**What you need to do:**
Extract each line of the records below that contains the word "Results".

— start of Provided data —

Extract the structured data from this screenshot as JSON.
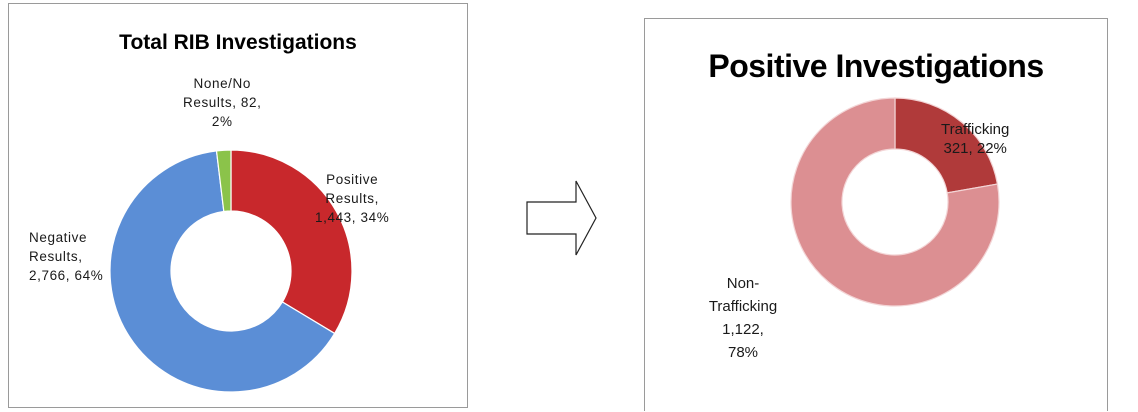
{
  "chart_data": [
    {
      "type": "pie",
      "donut": true,
      "title": "Total RIB Investigations",
      "slices": [
        {
          "name": "Positive Results",
          "value": 1443,
          "percent": 34,
          "color": "#c8282c",
          "label_lines": [
            "Positive",
            "Results,",
            "1,443, 34%"
          ]
        },
        {
          "name": "Negative Results",
          "value": 2766,
          "percent": 64,
          "color": "#5b8ed6",
          "label_lines": [
            "Negative",
            "Results,",
            "2,766, 64%"
          ]
        },
        {
          "name": "None/No Results",
          "value": 82,
          "percent": 2,
          "color": "#8bc34a",
          "label_lines": [
            "None/No",
            "Results, 82,",
            "2%"
          ]
        }
      ]
    },
    {
      "type": "pie",
      "donut": true,
      "title": "Positive Investigations",
      "slices": [
        {
          "name": "Trafficking",
          "value": 321,
          "percent": 22,
          "color": "#b03a3a",
          "label_lines": [
            "Trafficking",
            "321, 22%"
          ]
        },
        {
          "name": "Non-Trafficking",
          "value": 1122,
          "percent": 78,
          "color": "#dc8f92",
          "label_lines": [
            "Non-",
            "Trafficking",
            "1,122,",
            "78%"
          ]
        }
      ]
    }
  ],
  "arrow": {
    "direction": "right",
    "icon": "right-arrow-icon"
  }
}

— end of Provided data —

**Result of this exercise:**
          "name": "Positive Results",
            "Results,",
          "name": "Negative Results",
            "Results,",
          "name": "None/No Results",
            "Results, 82,",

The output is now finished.